::: Information supplied

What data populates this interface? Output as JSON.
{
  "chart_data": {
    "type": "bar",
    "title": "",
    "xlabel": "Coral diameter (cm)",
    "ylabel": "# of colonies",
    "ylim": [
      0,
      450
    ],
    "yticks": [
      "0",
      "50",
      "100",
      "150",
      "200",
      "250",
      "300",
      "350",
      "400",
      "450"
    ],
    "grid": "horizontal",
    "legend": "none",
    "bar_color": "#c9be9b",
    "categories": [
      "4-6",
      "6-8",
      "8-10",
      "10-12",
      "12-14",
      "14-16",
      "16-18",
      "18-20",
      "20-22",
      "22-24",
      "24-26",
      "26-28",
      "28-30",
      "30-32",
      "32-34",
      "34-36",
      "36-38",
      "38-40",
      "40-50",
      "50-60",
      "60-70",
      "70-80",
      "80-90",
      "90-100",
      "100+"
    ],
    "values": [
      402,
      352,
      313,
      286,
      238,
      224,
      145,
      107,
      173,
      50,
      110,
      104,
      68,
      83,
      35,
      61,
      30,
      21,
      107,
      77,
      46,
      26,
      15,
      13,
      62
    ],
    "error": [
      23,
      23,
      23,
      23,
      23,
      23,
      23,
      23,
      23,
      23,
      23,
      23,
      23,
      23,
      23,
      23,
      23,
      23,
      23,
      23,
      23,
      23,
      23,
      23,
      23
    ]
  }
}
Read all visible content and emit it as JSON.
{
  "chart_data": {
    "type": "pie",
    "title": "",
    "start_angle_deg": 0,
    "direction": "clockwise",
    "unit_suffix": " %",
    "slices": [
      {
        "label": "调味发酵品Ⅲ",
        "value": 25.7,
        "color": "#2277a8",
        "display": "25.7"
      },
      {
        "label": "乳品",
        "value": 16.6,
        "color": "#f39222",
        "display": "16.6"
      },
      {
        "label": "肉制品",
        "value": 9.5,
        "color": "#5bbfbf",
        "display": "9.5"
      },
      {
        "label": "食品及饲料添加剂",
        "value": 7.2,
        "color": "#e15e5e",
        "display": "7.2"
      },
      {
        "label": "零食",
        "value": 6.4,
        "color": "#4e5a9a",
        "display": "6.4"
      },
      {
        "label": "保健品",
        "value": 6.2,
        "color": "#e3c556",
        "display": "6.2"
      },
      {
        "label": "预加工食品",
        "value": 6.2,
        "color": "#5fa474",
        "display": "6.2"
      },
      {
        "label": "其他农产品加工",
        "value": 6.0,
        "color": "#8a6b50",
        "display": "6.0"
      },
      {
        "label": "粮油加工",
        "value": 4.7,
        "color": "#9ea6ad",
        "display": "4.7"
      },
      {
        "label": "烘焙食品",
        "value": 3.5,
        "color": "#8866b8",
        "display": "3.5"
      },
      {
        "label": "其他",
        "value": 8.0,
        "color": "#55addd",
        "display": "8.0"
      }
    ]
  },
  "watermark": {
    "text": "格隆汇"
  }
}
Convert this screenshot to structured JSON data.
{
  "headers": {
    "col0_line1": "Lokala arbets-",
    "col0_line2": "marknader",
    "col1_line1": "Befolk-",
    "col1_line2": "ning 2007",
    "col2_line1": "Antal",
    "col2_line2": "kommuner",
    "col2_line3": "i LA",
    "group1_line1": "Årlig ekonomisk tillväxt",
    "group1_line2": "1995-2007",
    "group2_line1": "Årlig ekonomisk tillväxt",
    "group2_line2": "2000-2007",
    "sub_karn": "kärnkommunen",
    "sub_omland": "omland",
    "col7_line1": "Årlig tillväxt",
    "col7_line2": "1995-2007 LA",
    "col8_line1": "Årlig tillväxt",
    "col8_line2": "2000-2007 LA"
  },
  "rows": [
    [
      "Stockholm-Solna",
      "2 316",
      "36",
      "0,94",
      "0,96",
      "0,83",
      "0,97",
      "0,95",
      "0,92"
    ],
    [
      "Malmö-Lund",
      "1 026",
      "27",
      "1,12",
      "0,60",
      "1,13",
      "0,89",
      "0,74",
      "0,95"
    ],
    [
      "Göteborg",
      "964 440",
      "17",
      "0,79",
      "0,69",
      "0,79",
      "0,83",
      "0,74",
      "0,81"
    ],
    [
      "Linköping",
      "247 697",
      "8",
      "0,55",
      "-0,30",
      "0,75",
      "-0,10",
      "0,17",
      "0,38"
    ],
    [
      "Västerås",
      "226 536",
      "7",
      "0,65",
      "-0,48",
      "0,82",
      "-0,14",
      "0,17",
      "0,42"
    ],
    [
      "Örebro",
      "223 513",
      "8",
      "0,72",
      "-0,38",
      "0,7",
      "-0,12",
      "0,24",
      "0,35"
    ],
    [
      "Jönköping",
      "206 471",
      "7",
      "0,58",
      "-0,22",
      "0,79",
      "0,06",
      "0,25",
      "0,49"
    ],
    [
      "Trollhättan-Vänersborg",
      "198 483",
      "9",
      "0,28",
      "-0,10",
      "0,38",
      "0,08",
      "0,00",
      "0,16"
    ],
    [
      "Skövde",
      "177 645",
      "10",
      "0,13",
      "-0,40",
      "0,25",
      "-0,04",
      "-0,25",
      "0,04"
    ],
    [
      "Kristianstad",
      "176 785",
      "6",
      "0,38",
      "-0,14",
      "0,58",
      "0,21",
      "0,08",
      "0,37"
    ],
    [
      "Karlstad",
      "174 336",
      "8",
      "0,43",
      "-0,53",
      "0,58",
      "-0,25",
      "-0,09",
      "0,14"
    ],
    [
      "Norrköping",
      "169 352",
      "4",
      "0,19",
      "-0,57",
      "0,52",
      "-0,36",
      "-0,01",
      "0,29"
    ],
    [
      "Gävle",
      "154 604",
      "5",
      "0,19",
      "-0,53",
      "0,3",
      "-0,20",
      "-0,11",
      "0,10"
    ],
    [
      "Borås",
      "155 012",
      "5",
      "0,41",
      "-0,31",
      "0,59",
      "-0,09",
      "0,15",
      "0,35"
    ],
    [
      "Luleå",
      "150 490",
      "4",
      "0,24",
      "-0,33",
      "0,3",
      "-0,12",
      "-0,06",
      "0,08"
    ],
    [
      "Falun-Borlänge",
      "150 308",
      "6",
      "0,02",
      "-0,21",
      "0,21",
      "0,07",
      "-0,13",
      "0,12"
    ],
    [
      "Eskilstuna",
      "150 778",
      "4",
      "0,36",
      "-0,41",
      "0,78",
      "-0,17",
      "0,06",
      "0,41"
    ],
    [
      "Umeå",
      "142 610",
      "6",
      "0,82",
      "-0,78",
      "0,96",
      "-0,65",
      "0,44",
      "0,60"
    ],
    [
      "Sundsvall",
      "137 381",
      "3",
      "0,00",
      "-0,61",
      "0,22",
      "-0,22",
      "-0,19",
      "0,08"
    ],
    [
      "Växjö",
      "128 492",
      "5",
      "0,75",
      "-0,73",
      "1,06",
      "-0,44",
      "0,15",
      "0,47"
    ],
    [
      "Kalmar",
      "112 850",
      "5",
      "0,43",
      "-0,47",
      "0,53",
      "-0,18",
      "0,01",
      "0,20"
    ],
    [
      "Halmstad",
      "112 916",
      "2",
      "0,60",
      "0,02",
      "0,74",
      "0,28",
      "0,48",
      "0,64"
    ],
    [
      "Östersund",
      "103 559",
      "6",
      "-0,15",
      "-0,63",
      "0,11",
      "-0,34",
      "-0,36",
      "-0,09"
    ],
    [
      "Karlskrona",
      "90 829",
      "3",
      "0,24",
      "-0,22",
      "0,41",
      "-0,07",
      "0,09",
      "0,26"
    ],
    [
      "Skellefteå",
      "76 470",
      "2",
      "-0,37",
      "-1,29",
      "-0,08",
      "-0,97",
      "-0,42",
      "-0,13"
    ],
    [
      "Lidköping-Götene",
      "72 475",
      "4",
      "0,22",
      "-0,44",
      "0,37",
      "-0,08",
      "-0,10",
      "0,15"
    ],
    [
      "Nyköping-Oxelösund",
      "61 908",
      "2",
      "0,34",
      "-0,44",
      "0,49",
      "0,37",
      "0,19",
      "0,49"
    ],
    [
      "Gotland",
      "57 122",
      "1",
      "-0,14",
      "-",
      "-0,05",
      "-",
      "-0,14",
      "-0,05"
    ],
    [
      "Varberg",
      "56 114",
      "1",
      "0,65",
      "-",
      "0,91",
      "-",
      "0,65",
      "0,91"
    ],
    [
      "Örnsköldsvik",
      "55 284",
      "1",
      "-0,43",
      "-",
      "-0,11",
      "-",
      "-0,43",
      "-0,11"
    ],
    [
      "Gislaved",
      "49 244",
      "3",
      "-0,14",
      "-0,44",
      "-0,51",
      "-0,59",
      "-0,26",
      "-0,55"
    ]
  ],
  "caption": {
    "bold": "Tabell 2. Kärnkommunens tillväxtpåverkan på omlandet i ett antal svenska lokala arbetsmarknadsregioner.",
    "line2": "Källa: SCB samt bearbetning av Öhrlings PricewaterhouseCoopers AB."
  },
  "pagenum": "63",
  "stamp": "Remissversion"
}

::::::

**Work to complete**
List the lines of the material in which the word "this" occurs.

**Full output**
What data populates this interface? Output as JSON.
Convert this screenshot to structured JSON data.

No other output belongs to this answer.